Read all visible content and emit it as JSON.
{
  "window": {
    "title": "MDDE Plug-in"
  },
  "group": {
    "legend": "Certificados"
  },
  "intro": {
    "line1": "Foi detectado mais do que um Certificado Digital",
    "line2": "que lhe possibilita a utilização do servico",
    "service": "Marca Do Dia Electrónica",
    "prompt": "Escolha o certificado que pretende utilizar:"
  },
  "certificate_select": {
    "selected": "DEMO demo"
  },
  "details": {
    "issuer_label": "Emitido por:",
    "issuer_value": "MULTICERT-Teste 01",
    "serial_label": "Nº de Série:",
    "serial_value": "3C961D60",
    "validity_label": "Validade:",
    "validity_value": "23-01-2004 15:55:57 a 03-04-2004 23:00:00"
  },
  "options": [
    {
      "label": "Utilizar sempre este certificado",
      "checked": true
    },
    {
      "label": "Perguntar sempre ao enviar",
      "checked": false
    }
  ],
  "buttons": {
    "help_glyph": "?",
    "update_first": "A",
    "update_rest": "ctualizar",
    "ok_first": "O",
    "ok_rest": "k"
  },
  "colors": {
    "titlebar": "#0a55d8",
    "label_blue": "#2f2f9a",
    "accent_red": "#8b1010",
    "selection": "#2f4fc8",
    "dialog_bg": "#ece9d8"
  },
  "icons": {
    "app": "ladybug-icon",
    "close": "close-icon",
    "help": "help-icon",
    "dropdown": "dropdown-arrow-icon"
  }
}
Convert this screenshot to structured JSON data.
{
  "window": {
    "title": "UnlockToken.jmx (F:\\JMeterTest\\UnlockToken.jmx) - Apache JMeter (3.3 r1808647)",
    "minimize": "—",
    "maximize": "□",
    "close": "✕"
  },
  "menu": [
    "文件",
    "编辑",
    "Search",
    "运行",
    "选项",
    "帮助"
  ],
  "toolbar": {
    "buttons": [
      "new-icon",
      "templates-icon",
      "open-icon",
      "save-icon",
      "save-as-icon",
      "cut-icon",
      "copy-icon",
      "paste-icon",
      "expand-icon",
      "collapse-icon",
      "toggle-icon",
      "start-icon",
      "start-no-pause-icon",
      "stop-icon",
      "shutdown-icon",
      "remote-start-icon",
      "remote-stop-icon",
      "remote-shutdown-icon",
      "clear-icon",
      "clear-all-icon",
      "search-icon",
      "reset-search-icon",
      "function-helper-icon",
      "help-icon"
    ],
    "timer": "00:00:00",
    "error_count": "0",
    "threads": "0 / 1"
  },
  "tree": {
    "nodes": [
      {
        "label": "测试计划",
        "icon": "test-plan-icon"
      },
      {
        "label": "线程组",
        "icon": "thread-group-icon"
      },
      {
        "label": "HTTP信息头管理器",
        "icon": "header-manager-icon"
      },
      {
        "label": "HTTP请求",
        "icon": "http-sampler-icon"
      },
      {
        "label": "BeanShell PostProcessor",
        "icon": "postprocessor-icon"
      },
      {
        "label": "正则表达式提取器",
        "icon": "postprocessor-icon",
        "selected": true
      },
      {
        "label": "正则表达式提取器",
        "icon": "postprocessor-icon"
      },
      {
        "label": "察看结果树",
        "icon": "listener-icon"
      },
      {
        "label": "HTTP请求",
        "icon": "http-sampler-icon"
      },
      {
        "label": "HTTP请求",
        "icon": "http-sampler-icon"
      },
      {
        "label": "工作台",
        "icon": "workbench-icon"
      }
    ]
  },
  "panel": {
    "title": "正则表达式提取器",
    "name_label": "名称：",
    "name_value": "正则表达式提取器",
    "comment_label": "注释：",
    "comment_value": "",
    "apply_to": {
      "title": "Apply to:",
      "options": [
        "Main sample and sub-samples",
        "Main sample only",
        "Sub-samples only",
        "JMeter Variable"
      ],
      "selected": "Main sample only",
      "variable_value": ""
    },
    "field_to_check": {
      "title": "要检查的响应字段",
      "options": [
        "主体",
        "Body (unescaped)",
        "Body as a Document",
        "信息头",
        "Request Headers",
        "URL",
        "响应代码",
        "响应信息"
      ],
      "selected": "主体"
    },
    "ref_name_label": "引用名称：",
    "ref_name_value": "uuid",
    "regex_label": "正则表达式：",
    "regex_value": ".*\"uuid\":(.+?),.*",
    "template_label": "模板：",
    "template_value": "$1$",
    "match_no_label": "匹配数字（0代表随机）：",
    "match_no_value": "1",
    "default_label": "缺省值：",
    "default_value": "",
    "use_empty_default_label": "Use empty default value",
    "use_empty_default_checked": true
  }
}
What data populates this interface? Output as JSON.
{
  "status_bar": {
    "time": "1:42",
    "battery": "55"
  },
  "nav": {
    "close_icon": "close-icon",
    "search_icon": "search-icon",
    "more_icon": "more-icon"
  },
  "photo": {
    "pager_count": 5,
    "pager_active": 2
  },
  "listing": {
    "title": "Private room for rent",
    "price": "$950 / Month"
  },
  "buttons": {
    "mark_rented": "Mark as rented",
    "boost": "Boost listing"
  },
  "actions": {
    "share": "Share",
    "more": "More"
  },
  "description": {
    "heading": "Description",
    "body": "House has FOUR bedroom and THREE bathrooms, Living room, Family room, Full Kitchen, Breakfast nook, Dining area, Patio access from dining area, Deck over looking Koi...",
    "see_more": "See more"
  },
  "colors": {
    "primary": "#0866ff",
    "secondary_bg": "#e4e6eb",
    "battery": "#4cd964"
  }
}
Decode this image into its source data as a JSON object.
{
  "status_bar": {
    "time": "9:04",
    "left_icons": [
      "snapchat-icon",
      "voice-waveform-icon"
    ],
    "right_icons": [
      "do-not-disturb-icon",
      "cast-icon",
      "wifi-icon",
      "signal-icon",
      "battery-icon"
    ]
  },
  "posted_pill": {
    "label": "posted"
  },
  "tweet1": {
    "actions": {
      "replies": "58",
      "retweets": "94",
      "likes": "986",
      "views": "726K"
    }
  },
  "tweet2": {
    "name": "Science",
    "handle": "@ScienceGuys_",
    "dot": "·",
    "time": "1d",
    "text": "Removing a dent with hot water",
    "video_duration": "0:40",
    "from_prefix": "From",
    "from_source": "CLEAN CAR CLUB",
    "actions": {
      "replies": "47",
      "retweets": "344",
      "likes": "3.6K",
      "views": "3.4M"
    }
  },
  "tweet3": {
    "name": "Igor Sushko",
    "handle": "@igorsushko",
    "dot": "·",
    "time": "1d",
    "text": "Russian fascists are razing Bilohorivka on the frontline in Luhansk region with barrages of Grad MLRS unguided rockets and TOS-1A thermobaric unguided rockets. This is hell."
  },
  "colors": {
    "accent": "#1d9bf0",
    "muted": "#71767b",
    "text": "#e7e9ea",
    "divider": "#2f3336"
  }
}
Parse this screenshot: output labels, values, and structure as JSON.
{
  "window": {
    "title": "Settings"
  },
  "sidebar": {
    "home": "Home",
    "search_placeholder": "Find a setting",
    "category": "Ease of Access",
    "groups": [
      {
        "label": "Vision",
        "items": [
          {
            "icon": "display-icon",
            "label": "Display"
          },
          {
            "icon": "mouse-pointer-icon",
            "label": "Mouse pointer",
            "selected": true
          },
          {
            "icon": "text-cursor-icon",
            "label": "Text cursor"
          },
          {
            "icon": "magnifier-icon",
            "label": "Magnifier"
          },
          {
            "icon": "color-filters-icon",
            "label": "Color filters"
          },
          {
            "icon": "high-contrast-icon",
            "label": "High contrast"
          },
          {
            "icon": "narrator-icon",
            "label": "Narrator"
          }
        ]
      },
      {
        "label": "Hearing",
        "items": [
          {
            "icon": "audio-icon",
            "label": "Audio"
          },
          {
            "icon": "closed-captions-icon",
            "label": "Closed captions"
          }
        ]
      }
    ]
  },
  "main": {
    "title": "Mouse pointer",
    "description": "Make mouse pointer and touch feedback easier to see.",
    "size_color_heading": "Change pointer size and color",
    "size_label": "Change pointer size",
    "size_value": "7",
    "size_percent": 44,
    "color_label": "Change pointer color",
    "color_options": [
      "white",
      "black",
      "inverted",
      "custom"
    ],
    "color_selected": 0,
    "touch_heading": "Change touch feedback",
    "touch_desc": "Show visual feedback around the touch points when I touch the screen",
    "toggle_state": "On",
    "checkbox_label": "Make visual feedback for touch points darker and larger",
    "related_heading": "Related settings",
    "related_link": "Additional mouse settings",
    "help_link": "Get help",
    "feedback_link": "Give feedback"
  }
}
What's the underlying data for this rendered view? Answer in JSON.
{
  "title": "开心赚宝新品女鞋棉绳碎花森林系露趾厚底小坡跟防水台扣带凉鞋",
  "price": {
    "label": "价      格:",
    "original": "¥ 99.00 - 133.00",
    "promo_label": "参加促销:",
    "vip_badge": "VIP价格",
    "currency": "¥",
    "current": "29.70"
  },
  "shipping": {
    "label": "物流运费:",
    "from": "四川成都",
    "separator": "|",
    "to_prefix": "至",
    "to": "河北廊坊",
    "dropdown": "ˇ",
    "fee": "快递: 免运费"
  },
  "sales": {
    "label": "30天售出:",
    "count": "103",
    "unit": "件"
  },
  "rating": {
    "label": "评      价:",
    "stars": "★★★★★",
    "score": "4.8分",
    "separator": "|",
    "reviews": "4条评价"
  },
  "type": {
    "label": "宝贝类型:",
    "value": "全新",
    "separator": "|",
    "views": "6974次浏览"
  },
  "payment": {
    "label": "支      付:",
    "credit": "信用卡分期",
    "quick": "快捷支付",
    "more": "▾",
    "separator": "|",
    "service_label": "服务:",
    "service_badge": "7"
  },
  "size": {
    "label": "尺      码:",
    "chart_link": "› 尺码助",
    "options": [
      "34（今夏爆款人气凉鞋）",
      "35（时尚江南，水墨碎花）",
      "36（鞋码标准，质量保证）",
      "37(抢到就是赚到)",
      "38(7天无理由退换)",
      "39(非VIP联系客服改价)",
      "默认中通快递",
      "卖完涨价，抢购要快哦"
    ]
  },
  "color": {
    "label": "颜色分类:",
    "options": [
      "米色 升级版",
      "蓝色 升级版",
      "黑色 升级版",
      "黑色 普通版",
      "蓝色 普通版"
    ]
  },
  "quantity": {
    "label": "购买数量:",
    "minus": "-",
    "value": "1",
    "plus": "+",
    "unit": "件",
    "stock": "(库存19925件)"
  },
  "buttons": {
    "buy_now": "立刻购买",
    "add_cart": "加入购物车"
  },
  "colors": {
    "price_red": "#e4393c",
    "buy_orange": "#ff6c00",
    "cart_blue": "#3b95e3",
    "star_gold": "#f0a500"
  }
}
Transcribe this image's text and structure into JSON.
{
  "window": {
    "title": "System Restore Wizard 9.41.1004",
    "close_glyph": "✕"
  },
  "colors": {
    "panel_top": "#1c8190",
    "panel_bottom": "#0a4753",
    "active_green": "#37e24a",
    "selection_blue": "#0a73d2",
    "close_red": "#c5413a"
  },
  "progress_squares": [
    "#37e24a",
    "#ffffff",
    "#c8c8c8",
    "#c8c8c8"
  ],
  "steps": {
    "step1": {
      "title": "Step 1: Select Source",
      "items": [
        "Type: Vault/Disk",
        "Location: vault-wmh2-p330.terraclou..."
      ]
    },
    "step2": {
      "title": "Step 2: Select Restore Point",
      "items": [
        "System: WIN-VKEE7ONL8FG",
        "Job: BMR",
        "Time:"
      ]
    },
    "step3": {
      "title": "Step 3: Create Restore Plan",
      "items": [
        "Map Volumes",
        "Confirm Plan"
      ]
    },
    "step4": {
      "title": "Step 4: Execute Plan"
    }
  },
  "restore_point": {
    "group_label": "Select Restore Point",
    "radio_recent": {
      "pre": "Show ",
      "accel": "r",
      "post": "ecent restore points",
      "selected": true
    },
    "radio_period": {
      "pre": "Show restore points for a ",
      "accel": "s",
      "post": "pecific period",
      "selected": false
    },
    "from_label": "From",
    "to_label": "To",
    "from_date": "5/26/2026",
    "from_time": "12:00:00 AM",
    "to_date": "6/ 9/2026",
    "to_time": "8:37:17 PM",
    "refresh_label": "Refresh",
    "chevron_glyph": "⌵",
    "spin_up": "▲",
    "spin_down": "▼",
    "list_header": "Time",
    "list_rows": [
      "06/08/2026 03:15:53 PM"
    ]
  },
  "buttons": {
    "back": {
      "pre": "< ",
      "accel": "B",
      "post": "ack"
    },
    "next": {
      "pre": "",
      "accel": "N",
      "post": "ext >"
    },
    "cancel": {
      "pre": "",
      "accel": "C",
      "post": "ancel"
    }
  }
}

################

Gather each line of the records holding the string "dropdown".

Correct response:
    "dropdown": "dropdown-arrow-icon"
    "dropdown": "ˇ",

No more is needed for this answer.